# Exercise task
Copy out all lines of the records in which the word "South" appears.

Figure content listings:
****************
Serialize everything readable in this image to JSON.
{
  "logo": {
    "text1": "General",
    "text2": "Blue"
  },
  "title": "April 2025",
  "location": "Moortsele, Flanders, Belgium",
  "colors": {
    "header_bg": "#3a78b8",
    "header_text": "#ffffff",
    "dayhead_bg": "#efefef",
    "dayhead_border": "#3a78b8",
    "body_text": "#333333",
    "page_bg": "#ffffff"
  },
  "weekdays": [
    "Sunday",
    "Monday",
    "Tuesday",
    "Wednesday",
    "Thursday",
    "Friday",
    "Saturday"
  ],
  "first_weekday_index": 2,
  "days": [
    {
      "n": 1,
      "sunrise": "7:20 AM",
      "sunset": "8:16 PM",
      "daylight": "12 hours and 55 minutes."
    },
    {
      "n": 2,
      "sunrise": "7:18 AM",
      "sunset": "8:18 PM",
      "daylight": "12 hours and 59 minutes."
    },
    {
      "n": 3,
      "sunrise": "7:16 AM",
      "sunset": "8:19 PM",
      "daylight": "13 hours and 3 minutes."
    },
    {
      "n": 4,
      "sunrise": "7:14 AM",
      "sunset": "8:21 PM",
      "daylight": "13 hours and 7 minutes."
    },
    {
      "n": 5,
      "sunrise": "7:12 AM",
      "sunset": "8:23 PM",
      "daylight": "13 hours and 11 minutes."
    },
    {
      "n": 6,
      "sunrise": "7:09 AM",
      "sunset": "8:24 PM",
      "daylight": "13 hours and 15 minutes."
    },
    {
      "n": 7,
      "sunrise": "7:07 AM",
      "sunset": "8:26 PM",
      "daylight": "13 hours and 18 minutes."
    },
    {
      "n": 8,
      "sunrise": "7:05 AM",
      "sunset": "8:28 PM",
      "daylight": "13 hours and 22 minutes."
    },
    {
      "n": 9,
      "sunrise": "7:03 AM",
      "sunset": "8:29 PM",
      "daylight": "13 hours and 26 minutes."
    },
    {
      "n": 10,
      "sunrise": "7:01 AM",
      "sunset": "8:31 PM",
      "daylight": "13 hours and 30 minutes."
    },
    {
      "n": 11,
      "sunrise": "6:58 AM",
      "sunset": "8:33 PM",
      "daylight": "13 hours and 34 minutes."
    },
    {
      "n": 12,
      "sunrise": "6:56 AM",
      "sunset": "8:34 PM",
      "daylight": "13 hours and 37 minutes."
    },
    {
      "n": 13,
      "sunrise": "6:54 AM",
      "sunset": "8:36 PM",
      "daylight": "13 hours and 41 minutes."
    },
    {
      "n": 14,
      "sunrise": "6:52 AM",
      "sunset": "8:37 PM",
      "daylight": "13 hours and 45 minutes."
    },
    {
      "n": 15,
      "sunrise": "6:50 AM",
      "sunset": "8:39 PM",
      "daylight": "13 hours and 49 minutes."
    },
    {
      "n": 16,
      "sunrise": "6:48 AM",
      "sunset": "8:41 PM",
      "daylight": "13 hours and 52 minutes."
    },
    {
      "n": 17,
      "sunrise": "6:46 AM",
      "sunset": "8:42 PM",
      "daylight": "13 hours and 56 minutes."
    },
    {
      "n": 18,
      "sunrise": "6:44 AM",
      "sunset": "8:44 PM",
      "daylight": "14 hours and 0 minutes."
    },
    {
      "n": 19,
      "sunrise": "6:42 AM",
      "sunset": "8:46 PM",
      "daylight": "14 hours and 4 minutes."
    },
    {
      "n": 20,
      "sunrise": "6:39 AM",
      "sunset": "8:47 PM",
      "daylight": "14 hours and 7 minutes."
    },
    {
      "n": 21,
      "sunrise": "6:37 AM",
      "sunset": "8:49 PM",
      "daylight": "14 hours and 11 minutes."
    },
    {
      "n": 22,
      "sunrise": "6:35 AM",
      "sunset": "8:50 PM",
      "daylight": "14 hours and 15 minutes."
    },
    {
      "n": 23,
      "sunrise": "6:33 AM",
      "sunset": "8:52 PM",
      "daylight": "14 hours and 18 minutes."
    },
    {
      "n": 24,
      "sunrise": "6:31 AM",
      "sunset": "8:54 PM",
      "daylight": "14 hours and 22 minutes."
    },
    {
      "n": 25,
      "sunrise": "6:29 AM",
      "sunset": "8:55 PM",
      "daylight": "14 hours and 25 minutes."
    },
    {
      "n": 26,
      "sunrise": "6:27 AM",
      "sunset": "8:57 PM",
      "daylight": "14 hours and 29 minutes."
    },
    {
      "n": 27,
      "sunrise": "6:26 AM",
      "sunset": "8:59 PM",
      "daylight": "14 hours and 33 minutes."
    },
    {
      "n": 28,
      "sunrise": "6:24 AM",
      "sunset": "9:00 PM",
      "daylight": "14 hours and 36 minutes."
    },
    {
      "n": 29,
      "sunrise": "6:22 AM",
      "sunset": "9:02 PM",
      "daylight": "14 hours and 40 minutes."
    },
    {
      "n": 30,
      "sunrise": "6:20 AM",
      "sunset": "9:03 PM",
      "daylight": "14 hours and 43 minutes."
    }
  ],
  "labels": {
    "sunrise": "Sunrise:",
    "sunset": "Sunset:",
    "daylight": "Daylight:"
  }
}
****************
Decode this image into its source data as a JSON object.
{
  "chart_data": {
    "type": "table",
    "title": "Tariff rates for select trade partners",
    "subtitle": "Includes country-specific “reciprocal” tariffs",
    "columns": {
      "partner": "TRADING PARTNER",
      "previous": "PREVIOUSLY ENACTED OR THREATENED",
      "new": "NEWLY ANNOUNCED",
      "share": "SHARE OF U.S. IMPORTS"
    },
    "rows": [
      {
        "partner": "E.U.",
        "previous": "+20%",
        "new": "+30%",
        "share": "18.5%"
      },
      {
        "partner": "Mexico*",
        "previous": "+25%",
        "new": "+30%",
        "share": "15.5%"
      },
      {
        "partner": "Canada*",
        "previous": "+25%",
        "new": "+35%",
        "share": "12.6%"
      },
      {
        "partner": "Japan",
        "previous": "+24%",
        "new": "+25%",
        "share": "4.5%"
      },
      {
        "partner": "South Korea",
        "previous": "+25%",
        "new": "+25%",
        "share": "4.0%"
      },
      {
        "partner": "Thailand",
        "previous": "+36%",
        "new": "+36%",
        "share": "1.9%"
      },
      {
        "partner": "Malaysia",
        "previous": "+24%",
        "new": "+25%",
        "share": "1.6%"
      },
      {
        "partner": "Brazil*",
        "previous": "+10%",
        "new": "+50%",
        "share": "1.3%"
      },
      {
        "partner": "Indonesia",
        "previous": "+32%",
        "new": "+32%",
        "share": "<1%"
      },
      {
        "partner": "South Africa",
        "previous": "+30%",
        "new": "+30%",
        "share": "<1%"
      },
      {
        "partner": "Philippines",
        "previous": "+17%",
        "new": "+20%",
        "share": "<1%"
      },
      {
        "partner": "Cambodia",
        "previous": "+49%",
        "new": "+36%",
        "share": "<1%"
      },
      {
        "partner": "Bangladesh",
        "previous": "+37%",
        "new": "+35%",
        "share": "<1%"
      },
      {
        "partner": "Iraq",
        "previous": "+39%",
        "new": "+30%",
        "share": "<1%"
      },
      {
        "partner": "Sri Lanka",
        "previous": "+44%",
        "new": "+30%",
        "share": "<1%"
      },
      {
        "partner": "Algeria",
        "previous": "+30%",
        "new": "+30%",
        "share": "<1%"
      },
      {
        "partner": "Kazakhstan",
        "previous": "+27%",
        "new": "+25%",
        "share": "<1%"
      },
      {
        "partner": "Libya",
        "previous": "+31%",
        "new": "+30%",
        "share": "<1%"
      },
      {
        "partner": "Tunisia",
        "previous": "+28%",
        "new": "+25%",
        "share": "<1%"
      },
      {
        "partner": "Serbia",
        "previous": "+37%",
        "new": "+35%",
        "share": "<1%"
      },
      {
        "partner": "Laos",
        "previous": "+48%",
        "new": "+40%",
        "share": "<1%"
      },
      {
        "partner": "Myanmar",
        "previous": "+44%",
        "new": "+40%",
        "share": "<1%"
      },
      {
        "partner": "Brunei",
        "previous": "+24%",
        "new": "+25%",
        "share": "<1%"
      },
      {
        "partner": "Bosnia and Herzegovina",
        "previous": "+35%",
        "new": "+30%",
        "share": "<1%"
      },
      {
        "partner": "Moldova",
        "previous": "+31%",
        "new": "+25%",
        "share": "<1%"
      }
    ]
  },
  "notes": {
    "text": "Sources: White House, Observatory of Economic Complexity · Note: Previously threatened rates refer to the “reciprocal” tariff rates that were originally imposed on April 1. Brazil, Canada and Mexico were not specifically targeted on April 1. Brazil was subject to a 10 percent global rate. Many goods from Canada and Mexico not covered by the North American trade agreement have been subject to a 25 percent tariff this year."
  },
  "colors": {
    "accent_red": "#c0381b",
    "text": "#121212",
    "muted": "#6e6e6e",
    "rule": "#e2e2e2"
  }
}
****************
# Output of the task
        "partner": "South Korea",
        "partner": "South Africa",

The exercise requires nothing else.